**What is required**. Copy out the listing that follows exactly, dropping every picture.

++++++++

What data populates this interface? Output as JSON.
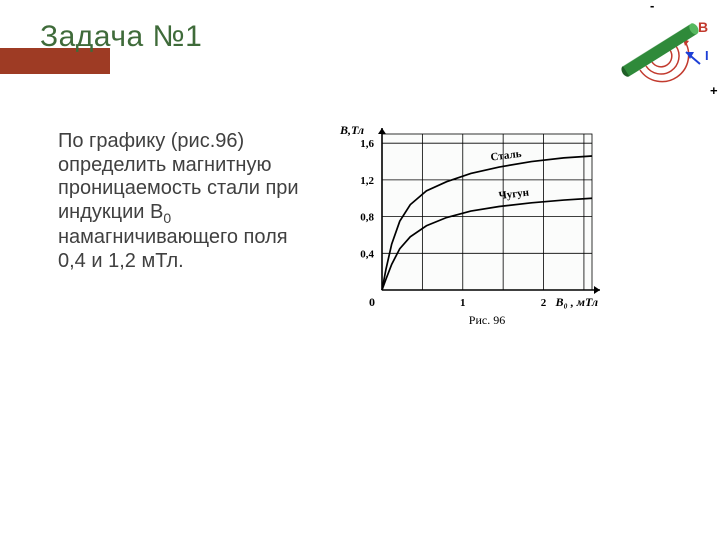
{
  "title": "Задача №1",
  "bullet_glyph": "",
  "body_parts": {
    "p1": "По графику (рис.96) определить магнитную проницаемость стали при индукции В",
    "sub": "0",
    "p2": " намагничивающего поля 0,4 и 1,2 мТл."
  },
  "decor": {
    "rod_color": "#2f8a3a",
    "rod_dark": "#1f5f27",
    "field_color": "#c23a2e",
    "current_color": "#1d3fd6",
    "labels": {
      "minus": "-",
      "plus": "+",
      "B": "B",
      "I": "I"
    }
  },
  "chart": {
    "type": "line",
    "background_color": "#fbfcfb",
    "axis_color": "#000000",
    "grid_color": "#000000",
    "grid_linewidth": 0.8,
    "axis_linewidth": 1.6,
    "curve_linewidth": 1.7,
    "x_axis": {
      "label": "B₀ , мТл",
      "lim": [
        0,
        2.6
      ],
      "ticks": [
        0,
        1,
        2
      ],
      "tick_labels": [
        "0",
        "1",
        "2"
      ]
    },
    "y_axis": {
      "label": "B,Тл",
      "lim": [
        0,
        1.7
      ],
      "ticks": [
        0.4,
        0.8,
        1.2,
        1.6
      ],
      "tick_labels": [
        "0,4",
        "0,8",
        "1,2",
        "1,6"
      ]
    },
    "origin_label": "0",
    "series": [
      {
        "name": "Сталь",
        "label": "Сталь",
        "color": "#000000",
        "points": [
          [
            0,
            0
          ],
          [
            0.05,
            0.23
          ],
          [
            0.12,
            0.5
          ],
          [
            0.22,
            0.75
          ],
          [
            0.35,
            0.93
          ],
          [
            0.55,
            1.08
          ],
          [
            0.8,
            1.18
          ],
          [
            1.1,
            1.27
          ],
          [
            1.45,
            1.34
          ],
          [
            1.85,
            1.4
          ],
          [
            2.25,
            1.44
          ],
          [
            2.6,
            1.46
          ]
        ],
        "label_pos": [
          1.35,
          1.41
        ]
      },
      {
        "name": "Чугун",
        "label": "Чугун",
        "color": "#000000",
        "points": [
          [
            0,
            0
          ],
          [
            0.05,
            0.12
          ],
          [
            0.12,
            0.28
          ],
          [
            0.22,
            0.45
          ],
          [
            0.35,
            0.58
          ],
          [
            0.55,
            0.7
          ],
          [
            0.8,
            0.79
          ],
          [
            1.1,
            0.86
          ],
          [
            1.45,
            0.91
          ],
          [
            1.85,
            0.95
          ],
          [
            2.25,
            0.98
          ],
          [
            2.6,
            1.0
          ]
        ],
        "label_pos": [
          1.45,
          0.99
        ]
      }
    ],
    "caption": "Рис. 96",
    "label_fontsize": 12,
    "tick_fontsize": 11,
    "caption_fontsize": 12
  }
}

++++++++

**Answer for the task**.
What data populates this interface? Output as JSON.
{
  "title": "Задача №1",
  "bullet_glyph": "",
  "body_parts": {
    "p1": "По графику (рис.96) определить магнитную проницаемость стали при индукции В",
    "sub": "0",
    "p2": " намагничивающего поля 0,4 и 1,2 мТл."
  },
  "decor": {
    "rod_color": "#2f8a3a",
    "rod_dark": "#1f5f27",
    "field_color": "#c23a2e",
    "current_color": "#1d3fd6",
    "labels": {
      "minus": "-",
      "plus": "+",
      "B": "B",
      "I": "I"
    }
  },
  "chart": {
    "type": "line",
    "background_color": "#fbfcfb",
    "axis_color": "#000000",
    "grid_color": "#000000",
    "grid_linewidth": 0.8,
    "axis_linewidth": 1.6,
    "curve_linewidth": 1.7,
    "x_axis": {
      "label": "B₀ , мТл",
      "lim": [
        0,
        2.6
      ],
      "ticks": [
        0,
        1,
        2
      ],
      "tick_labels": [
        "0",
        "1",
        "2"
      ]
    },
    "y_axis": {
      "label": "B,Тл",
      "lim": [
        0,
        1.7
      ],
      "ticks": [
        0.4,
        0.8,
        1.2,
        1.6
      ],
      "tick_labels": [
        "0,4",
        "0,8",
        "1,2",
        "1,6"
      ]
    },
    "origin_label": "0",
    "series": [
      {
        "name": "Сталь",
        "label": "Сталь",
        "color": "#000000",
        "points": [
          [
            0,
            0
          ],
          [
            0.05,
            0.23
          ],
          [
            0.12,
            0.5
          ],
          [
            0.22,
            0.75
          ],
          [
            0.35,
            0.93
          ],
          [
            0.55,
            1.08
          ],
          [
            0.8,
            1.18
          ],
          [
            1.1,
            1.27
          ],
          [
            1.45,
            1.34
          ],
          [
            1.85,
            1.4
          ],
          [
            2.25,
            1.44
          ],
          [
            2.6,
            1.46
          ]
        ],
        "label_pos": [
          1.35,
          1.41
        ]
      },
      {
        "name": "Чугун",
        "label": "Чугун",
        "color": "#000000",
        "points": [
          [
            0,
            0
          ],
          [
            0.05,
            0.12
          ],
          [
            0.12,
            0.28
          ],
          [
            0.22,
            0.45
          ],
          [
            0.35,
            0.58
          ],
          [
            0.55,
            0.7
          ],
          [
            0.8,
            0.79
          ],
          [
            1.1,
            0.86
          ],
          [
            1.45,
            0.91
          ],
          [
            1.85,
            0.95
          ],
          [
            2.25,
            0.98
          ],
          [
            2.6,
            1.0
          ]
        ],
        "label_pos": [
          1.45,
          0.99
        ]
      }
    ],
    "caption": "Рис. 96",
    "label_fontsize": 12,
    "tick_fontsize": 11,
    "caption_fontsize": 12
  }
}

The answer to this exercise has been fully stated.